[The problem] Locate all lines in the data below that hold "subscript" and show them.

[Input records]
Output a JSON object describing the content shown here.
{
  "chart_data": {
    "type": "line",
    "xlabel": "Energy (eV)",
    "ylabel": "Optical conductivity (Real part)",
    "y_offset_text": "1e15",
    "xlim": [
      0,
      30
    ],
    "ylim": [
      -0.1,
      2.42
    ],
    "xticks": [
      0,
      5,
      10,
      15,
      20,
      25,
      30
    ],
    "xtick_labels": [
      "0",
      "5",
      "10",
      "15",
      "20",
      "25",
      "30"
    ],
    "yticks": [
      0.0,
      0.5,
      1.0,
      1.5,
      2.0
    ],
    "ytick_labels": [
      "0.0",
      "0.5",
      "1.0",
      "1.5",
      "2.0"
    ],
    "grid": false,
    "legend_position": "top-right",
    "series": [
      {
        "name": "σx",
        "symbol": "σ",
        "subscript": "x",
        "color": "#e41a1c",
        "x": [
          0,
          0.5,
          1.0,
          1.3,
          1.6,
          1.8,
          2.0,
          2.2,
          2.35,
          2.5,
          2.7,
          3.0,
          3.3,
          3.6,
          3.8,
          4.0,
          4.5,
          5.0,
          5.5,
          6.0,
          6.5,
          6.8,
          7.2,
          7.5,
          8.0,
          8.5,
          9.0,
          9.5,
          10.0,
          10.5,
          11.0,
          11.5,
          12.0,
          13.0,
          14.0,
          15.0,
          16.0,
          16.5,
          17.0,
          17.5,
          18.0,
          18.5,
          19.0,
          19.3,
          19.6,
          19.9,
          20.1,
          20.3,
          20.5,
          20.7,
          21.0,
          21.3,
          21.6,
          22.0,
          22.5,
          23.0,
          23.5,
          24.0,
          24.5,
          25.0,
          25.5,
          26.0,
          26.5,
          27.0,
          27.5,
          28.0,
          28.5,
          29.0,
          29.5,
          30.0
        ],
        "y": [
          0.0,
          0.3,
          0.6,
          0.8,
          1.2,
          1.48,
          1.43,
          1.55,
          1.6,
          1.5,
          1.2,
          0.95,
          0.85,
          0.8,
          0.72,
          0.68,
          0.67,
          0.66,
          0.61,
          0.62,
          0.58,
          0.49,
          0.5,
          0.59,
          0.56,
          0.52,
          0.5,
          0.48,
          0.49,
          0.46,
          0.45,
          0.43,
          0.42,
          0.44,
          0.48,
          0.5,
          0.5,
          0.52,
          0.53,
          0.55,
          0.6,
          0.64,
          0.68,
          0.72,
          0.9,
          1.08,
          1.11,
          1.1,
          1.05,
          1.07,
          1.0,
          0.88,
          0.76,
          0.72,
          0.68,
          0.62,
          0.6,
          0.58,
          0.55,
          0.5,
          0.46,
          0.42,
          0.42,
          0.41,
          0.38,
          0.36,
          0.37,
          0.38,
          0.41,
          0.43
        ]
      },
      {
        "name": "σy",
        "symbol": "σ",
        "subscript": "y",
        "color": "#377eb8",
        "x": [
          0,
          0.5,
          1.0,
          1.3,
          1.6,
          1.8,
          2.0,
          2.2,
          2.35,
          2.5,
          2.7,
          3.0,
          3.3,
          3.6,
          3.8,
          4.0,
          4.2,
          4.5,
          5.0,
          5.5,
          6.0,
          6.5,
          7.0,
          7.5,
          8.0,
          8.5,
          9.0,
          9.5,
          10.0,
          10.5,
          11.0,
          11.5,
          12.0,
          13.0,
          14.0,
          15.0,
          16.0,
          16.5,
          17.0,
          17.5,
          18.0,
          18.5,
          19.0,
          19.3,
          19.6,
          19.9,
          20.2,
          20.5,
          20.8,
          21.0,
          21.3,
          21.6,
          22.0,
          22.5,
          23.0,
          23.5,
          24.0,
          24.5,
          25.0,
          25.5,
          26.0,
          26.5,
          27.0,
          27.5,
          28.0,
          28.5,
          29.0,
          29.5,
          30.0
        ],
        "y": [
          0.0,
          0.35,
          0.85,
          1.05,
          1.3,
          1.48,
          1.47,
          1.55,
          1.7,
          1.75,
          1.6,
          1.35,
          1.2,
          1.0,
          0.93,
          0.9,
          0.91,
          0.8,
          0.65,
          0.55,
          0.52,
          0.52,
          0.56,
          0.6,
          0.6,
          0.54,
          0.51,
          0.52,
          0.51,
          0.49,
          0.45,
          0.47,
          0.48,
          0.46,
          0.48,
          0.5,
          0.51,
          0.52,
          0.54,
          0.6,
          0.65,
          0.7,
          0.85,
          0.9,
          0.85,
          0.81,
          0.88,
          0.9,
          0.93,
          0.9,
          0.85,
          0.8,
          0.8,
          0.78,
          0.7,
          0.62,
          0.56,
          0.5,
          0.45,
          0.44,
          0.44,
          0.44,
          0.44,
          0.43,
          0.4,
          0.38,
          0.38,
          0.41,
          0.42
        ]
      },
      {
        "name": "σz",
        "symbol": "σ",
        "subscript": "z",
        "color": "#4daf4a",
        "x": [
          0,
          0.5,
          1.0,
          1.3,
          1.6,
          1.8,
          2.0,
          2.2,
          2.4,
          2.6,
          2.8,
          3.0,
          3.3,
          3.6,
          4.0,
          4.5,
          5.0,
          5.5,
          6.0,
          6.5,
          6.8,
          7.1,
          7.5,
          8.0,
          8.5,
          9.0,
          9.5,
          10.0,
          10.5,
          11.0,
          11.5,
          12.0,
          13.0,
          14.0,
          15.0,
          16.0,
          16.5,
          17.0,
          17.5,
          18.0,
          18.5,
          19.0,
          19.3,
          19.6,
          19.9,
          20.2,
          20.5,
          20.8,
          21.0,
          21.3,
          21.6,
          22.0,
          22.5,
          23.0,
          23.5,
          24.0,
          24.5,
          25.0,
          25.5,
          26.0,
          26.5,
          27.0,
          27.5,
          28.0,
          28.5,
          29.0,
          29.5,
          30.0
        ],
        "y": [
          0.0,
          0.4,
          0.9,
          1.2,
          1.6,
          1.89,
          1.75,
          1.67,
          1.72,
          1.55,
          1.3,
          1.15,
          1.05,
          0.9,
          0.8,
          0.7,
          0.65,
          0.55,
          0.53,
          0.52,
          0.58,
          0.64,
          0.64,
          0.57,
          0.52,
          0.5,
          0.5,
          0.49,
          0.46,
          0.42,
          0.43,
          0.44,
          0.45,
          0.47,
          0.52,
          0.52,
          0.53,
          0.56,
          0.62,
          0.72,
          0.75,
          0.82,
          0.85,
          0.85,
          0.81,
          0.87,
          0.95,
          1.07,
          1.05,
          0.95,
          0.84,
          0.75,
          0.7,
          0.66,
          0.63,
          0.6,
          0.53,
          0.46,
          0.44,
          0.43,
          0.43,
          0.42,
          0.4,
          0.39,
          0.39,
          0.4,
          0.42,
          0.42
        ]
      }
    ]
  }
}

[Response to the exercise]
        "subscript": "x",
        "subscript": "y",
        "subscript": "z",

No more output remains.